** LISTA DE TAREFAS **
[a] Segundo o texto sobre a Wolbachia, em que cidade colombiana ocorreu a fase inicial de testes?
[b] Edite o texto sobre a Wolbachia reescrevendo o trecho que vai de "Pesquisadores do World" até "com a Wolbachia se estabelece.", inclusive, com "febre amarela" trocado por "chikungunya".
[c] Dê continuidade ao texto sobre a Wolbachia a partir da última frase apresentada.

** TEXTO DO DOCUMENTO **
* * * * *

Pesquisadores do World Mosquito buscam diminuir a disseminação de doenças potencialmente mortais transmitidas por mosquitos, como dengue, zika e febre amarela, espalhando milhões deste tipo de inseto infectados por Wolbachia em regiões onde essas doenças são comuns.

A bactéria Wolbachia diminui significativamente a capacidade dos mosquitos Aedes aegypti – um dos maiores transmissores de doenças vetoriais em todo o mundo – de transmitirem doenças. A fêmea infectada transmite a bactéria aos filhotes, perpetuando a Wolbachia nas próximas gerações. O cruzamento natural garante a perpetuação dos mosquitos com a bactéria e não exige novas liberações depois que a população de mosquitos com a Wolbachia se estabelece.

Após uma fase inicial de testes na cidade colombiana de Bello, em 2015, os pesquisadores ampliaram a liberação destes mosquitos infectados para Medellín e Itagui. Apesar de pesquisas semelhantes ocorrerem em outras partes do mundo, esta é a maior já realizada pelo programa.

Em abril de 2022, os cientistas concluíram que cerca de 80% de todos os mosquitos em Bello e Itagui e 60% em Medellín haviam sido contaminados pela bactéria através da reprodução cruzada. Para verificar o impacto desta mudança na transmissão da dengue, foram avaliados o número de casos reportados durante a liberação dos mosquitos infectados até julho de 2022.

Eficácia real

Os pesquisadores concluíram que a introdução dos mosquitos infectados nas populações locais de mosquitos esteve “associada a uma redução significativa” dos casos de dengue em até 97% em cada cidade, em comparação com os dados registrados dez anos antes do início do experimento.

* * * * *

Itens contidos em um conjunto de dados:

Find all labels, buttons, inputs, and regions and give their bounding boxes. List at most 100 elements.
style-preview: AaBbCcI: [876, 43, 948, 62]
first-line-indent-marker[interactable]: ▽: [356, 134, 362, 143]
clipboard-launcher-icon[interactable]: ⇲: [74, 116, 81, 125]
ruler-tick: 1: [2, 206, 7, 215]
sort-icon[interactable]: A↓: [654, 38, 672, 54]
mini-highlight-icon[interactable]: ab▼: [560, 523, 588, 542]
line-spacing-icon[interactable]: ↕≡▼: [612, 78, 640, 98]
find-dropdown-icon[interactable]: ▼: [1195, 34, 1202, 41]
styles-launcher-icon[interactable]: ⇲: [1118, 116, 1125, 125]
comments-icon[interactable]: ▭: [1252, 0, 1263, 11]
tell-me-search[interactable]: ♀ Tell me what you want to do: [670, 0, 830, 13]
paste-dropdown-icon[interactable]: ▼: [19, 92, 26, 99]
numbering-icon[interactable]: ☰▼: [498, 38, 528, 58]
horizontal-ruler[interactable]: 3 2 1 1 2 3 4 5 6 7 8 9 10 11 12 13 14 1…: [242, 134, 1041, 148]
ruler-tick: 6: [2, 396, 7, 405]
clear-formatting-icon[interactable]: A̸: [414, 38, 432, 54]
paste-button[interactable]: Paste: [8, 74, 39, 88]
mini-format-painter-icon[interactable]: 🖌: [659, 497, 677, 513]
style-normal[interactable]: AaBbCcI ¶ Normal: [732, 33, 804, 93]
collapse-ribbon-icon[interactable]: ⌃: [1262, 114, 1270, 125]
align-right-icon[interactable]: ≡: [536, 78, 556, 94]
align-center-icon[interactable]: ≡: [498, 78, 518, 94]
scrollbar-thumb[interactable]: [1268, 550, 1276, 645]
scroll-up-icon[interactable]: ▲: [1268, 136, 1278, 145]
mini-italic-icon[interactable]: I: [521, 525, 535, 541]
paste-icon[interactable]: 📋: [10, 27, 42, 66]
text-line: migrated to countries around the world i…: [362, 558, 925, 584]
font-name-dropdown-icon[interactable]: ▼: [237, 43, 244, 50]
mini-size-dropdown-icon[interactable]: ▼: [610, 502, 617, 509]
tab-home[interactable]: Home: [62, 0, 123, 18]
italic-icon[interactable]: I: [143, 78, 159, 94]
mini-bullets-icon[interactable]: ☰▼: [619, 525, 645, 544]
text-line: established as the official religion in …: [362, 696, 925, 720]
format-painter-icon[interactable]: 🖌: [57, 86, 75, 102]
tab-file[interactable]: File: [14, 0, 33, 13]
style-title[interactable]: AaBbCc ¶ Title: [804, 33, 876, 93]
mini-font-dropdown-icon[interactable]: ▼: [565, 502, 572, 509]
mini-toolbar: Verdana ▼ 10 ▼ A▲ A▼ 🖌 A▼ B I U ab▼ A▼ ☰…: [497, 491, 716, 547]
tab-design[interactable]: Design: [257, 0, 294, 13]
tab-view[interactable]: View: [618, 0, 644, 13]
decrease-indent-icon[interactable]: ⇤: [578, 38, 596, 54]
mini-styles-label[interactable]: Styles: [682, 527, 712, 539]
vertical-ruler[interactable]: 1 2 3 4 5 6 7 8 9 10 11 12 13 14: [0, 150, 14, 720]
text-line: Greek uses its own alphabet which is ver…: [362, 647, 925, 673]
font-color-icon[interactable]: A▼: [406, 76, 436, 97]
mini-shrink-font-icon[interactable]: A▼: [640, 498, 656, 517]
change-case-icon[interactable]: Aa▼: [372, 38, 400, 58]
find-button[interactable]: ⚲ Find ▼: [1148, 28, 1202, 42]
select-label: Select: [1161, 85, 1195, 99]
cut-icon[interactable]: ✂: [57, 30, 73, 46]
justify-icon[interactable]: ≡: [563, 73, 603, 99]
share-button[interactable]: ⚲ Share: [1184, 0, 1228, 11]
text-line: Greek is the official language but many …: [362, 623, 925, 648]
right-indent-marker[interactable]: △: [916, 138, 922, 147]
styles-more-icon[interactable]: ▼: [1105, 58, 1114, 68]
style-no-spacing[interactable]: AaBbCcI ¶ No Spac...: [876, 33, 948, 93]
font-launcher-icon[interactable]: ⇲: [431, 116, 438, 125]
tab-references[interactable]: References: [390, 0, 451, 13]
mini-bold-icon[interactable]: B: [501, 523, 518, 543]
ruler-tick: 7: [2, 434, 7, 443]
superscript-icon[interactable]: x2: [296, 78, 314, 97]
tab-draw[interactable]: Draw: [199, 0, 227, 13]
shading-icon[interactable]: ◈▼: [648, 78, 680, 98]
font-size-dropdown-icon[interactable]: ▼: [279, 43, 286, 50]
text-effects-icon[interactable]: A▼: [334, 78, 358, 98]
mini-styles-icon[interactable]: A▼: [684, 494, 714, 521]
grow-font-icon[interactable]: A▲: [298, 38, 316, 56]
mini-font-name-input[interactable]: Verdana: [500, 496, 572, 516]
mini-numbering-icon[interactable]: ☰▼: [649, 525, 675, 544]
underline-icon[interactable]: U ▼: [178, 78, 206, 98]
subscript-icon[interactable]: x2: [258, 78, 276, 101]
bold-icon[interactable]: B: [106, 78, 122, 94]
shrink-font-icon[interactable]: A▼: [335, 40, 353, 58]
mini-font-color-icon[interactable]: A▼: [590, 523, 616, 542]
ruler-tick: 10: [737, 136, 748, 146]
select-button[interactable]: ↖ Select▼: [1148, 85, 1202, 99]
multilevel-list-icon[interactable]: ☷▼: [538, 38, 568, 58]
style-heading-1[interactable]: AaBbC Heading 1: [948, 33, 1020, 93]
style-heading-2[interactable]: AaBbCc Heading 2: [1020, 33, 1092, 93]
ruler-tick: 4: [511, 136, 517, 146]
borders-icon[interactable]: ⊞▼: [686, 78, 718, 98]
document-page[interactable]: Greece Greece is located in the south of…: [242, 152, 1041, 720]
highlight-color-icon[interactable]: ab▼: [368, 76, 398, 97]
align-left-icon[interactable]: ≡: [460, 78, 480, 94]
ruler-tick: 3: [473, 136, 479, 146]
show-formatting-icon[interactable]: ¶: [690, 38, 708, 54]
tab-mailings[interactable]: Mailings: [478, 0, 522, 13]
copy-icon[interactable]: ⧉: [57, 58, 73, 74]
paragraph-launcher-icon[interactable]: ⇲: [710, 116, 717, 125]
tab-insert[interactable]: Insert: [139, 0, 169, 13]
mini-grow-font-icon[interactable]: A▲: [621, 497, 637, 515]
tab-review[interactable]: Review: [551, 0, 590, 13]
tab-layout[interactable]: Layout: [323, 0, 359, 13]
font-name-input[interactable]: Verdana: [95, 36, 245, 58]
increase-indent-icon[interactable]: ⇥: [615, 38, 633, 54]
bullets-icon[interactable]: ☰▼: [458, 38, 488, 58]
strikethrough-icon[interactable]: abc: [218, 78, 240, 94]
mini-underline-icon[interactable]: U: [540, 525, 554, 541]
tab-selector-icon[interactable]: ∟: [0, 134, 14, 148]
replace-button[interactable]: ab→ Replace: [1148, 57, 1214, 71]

* * * * *

** RESPOSTAS ESPERADAS **
[a] Em Bello, em 2015.

[b]
Pesquisadores do World Mosquito buscam diminuir a disseminação de doenças potencialmente mortais transmitidas por mosquitos, como dengue, zika e chikungunya, espalhando milhões deste tipo de inseto infectados por Wolbachia em regiões onde essas doenças são comuns.

A bactéria Wolbachia diminui significativamente a capacidade dos mosquitos Aedes aegypti – um dos maiores transmissores de doenças vetoriais em todo o mundo – de transmitirem doenças. A fêmea infectada transmite a bactéria aos filhotes, perpetuando a Wolbachia nas próximas gerações. O cruzamento natural garante a perpetuação dos mosquitos com a bactéria e não exige novas liberações depois que a população de mosquitos com a Wolbachia se estabelece.

[c]
Também foi realizado um estudo de controle de casos em Medellín, onde foi encontrada uma associação causal entre a chegada dos mosquitos infectados e a redução dos casos de dengue. Segundo os pesquisadores, os resultados demonstraram uma diminuição de 47% na incidência de dengue nos bairros onde esses mosquitos foram liberados.

Eles afirmam que essa foi a maior liberação contínua desses insetos. Os resultados positivos “destacam a viabilidade operacional e a eficácia no mundo real da liberação em grandes contextos urbanos e a reprodutibilidade dos benefícios para a saúde pública em contextos ecológicos diferentes”.

Apesar de o estudo realizado na Colômbia ser o mais amplo já concluído, os pesquisadores do programa World Mosquito realizam experimentos semelhantes em outros países. Um estudo em Yogyakarta, na Indonésia, mostrou uma redução de 77% nos casos de dengue após a aplicação deste método. No Brasil, até o momento, foi registrada uma diminuição de 38%.

“Uma vez introduzidos nas populações locais, os mosquitos com Wolbachia permanecem por lá. Não é necessário liberar mais mosquitos”, explicou à DW o biólogo Rafael Maciel de Freitas, da Fundação Oswaldo Cruz e do Instituto de Medicina Tropical Bernhard Nocht.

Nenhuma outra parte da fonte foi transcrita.